◆ **Supplied material**
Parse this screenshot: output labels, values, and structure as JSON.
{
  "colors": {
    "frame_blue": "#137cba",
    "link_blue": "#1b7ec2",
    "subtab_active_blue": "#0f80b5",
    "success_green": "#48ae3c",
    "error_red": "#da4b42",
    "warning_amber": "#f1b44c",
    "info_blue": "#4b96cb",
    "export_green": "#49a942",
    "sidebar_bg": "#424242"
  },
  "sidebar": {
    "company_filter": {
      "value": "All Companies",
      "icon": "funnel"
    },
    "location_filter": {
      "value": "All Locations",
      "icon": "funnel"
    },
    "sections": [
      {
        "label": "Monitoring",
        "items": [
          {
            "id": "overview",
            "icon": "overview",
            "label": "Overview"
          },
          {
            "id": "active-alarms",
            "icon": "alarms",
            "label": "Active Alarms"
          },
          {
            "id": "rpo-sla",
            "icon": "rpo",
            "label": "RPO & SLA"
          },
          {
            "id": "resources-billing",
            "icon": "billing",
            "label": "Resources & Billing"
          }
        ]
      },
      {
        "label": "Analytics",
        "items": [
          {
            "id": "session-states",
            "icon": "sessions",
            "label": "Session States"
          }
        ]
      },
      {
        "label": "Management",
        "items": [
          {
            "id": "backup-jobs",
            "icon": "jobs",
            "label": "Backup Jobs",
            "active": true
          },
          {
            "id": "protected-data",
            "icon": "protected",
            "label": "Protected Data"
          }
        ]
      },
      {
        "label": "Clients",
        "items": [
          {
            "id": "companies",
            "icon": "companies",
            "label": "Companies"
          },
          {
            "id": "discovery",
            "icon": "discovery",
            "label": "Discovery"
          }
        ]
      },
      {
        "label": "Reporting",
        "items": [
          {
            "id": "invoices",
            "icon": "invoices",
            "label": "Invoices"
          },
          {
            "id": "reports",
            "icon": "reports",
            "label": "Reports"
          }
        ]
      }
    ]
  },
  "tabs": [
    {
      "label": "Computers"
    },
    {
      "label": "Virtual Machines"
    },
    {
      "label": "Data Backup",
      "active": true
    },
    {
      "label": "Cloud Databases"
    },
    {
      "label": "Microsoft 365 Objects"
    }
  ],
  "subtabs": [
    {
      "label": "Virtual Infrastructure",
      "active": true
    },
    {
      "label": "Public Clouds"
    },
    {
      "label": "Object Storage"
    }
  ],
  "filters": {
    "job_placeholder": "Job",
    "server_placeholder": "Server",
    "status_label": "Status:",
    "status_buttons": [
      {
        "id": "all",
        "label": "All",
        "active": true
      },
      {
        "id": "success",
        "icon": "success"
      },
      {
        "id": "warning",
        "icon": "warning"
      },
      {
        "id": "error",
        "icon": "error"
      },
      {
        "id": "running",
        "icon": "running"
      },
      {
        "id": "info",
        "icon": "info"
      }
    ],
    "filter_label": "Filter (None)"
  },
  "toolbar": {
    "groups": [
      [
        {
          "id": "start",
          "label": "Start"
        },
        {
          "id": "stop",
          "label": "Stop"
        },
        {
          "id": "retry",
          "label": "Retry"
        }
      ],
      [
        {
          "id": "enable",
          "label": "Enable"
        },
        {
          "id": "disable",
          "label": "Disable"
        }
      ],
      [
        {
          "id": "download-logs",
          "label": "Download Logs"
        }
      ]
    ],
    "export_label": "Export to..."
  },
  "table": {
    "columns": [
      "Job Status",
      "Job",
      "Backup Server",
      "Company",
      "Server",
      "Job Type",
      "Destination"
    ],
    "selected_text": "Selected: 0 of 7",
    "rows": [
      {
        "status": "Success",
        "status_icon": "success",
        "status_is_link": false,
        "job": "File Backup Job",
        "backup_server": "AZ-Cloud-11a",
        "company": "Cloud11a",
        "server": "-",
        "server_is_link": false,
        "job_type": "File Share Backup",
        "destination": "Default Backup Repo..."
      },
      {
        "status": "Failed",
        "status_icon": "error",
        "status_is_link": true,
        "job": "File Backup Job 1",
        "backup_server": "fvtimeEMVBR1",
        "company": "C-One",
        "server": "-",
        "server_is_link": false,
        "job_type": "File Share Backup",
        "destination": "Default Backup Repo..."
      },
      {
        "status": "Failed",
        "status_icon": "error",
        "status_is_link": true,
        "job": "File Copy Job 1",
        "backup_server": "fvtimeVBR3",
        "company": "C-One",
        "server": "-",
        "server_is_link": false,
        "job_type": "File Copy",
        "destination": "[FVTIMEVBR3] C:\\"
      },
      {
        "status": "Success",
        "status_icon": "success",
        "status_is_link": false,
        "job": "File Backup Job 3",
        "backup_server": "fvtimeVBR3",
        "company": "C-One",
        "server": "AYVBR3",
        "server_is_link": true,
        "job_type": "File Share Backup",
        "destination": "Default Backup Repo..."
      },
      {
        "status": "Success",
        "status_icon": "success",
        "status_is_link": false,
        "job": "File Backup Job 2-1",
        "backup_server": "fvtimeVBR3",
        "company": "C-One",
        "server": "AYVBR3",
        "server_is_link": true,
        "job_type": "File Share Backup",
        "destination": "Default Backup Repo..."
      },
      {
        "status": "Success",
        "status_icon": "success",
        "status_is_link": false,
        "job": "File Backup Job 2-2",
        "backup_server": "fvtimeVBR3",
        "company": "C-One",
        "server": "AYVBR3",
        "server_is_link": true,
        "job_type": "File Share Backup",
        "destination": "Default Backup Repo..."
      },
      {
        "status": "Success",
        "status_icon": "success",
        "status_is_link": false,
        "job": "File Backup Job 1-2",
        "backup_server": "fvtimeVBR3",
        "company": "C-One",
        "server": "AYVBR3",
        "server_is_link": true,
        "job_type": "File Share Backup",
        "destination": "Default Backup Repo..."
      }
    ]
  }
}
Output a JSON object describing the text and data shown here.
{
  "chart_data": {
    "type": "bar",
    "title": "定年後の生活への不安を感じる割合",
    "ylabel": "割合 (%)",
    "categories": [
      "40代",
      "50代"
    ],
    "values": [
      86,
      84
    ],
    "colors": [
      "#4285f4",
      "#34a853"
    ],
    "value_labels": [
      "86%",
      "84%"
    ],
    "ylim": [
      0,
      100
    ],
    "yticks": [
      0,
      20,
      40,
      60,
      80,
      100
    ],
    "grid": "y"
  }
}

◆ **Aim of the task**
Transcribe each entry precisely, missing none.

◆ **Response**
Parse this screenshot: output labels, values, and structure as JSON.
{
  "colors": {
    "frame_blue": "#137cba",
    "link_blue": "#1b7ec2",
    "subtab_active_blue": "#0f80b5",
    "success_green": "#48ae3c",
    "error_red": "#da4b42",
    "warning_amber": "#f1b44c",
    "info_blue": "#4b96cb",
    "export_green": "#49a942",
    "sidebar_bg": "#424242"
  },
  "sidebar": {
    "company_filter": {
      "value": "All Companies",
      "icon": "funnel"
    },
    "location_filter": {
      "value": "All Locations",
      "icon": "funnel"
    },
    "sections": [
      {
        "label": "Monitoring",
        "items": [
          {
            "id": "overview",
            "icon": "overview",
            "label": "Overview"
          },
          {
            "id": "active-alarms",
            "icon": "alarms",
            "label": "Active Alarms"
          },
          {
            "id": "rpo-sla",
            "icon": "rpo",
            "label": "RPO & SLA"
          },
          {
            "id": "resources-billing",
            "icon": "billing",
            "label": "Resources & Billing"
          }
        ]
      },
      {
        "label": "Analytics",
        "items": [
          {
            "id": "session-states",
            "icon": "sessions",
            "label": "Session States"
          }
        ]
      },
      {
        "label": "Management",
        "items": [
          {
            "id": "backup-jobs",
            "icon": "jobs",
            "label": "Backup Jobs",
            "active": true
          },
          {
            "id": "protected-data",
            "icon": "protected",
            "label": "Protected Data"
          }
        ]
      },
      {
        "label": "Clients",
        "items": [
          {
            "id": "companies",
            "icon": "companies",
            "label": "Companies"
          },
          {
            "id": "discovery",
            "icon": "discovery",
            "label": "Discovery"
          }
        ]
      },
      {
        "label": "Reporting",
        "items": [
          {
            "id": "invoices",
            "icon": "invoices",
            "label": "Invoices"
          },
          {
            "id": "reports",
            "icon": "reports",
            "label": "Reports"
          }
        ]
      }
    ]
  },
  "tabs": [
    {
      "label": "Computers"
    },
    {
      "label": "Virtual Machines"
    },
    {
      "label": "Data Backup",
      "active": true
    },
    {
      "label": "Cloud Databases"
    },
    {
      "label": "Microsoft 365 Objects"
    }
  ],
  "subtabs": [
    {
      "label": "Virtual Infrastructure",
      "active": true
    },
    {
      "label": "Public Clouds"
    },
    {
      "label": "Object Storage"
    }
  ],
  "filters": {
    "job_placeholder": "Job",
    "server_placeholder": "Server",
    "status_label": "Status:",
    "status_buttons": [
      {
        "id": "all",
        "label": "All",
        "active": true
      },
      {
        "id": "success",
        "icon": "success"
      },
      {
        "id": "warning",
        "icon": "warning"
      },
      {
        "id": "error",
        "icon": "error"
      },
      {
        "id": "running",
        "icon": "running"
      },
      {
        "id": "info",
        "icon": "info"
      }
    ],
    "filter_label": "Filter (None)"
  },
  "toolbar": {
    "groups": [
      [
        {
          "id": "start",
          "label": "Start"
        },
        {
          "id": "stop",
          "label": "Stop"
        },
        {
          "id": "retry",
          "label": "Retry"
        }
      ],
      [
        {
          "id": "enable",
          "label": "Enable"
        },
        {
          "id": "disable",
          "label": "Disable"
        }
      ],
      [
        {
          "id": "download-logs",
          "label": "Download Logs"
        }
      ]
    ],
    "export_label": "Export to..."
  },
  "table": {
    "columns": [
      "Job Status",
      "Job",
      "Backup Server",
      "Company",
      "Server",
      "Job Type",
      "Destination"
    ],
    "selected_text": "Selected: 0 of 7",
    "rows": [
      {
        "status": "Success",
        "status_icon": "success",
        "status_is_link": false,
        "job": "File Backup Job",
        "backup_server": "AZ-Cloud-11a",
        "company": "Cloud11a",
        "server": "-",
        "server_is_link": false,
        "job_type": "File Share Backup",
        "destination": "Default Backup Repo..."
      },
      {
        "status": "Failed",
        "status_icon": "error",
        "status_is_link": true,
        "job": "File Backup Job 1",
        "backup_server": "fvtimeEMVBR1",
        "company": "C-One",
        "server": "-",
        "server_is_link": false,
        "job_type": "File Share Backup",
        "destination": "Default Backup Repo..."
      },
      {
        "status": "Failed",
        "status_icon": "error",
        "status_is_link": true,
        "job": "File Copy Job 1",
        "backup_server": "fvtimeVBR3",
        "company": "C-One",
        "server": "-",
        "server_is_link": false,
        "job_type": "File Copy",
        "destination": "[FVTIMEVBR3] C:\\"
      },
      {
        "status": "Success",
        "status_icon": "success",
        "status_is_link": false,
        "job": "File Backup Job 3",
        "backup_server": "fvtimeVBR3",
        "company": "C-One",
        "server": "AYVBR3",
        "server_is_link": true,
        "job_type": "File Share Backup",
        "destination": "Default Backup Repo..."
      },
      {
        "status": "Success",
        "status_icon": "success",
        "status_is_link": false,
        "job": "File Backup Job 2-1",
        "backup_server": "fvtimeVBR3",
        "company": "C-One",
        "server": "AYVBR3",
        "server_is_link": true,
        "job_type": "File Share Backup",
        "destination": "Default Backup Repo..."
      },
      {
        "status": "Success",
        "status_icon": "success",
        "status_is_link": false,
        "job": "File Backup Job 2-2",
        "backup_server": "fvtimeVBR3",
        "company": "C-One",
        "server": "AYVBR3",
        "server_is_link": true,
        "job_type": "File Share Backup",
        "destination": "Default Backup Repo..."
      },
      {
        "status": "Success",
        "status_icon": "success",
        "status_is_link": false,
        "job": "File Backup Job 1-2",
        "backup_server": "fvtimeVBR3",
        "company": "C-One",
        "server": "AYVBR3",
        "server_is_link": true,
        "job_type": "File Share Backup",
        "destination": "Default Backup Repo..."
      }
    ]
  }
}
Output a JSON object describing the text and data shown here.
{
  "chart_data": {
    "type": "bar",
    "title": "定年後の生活への不安を感じる割合",
    "ylabel": "割合 (%)",
    "categories": [
      "40代",
      "50代"
    ],
    "values": [
      86,
      84
    ],
    "colors": [
      "#4285f4",
      "#34a853"
    ],
    "value_labels": [
      "86%",
      "84%"
    ],
    "ylim": [
      0,
      100
    ],
    "yticks": [
      0,
      20,
      40,
      60,
      80,
      100
    ],
    "grid": "y"
  }
}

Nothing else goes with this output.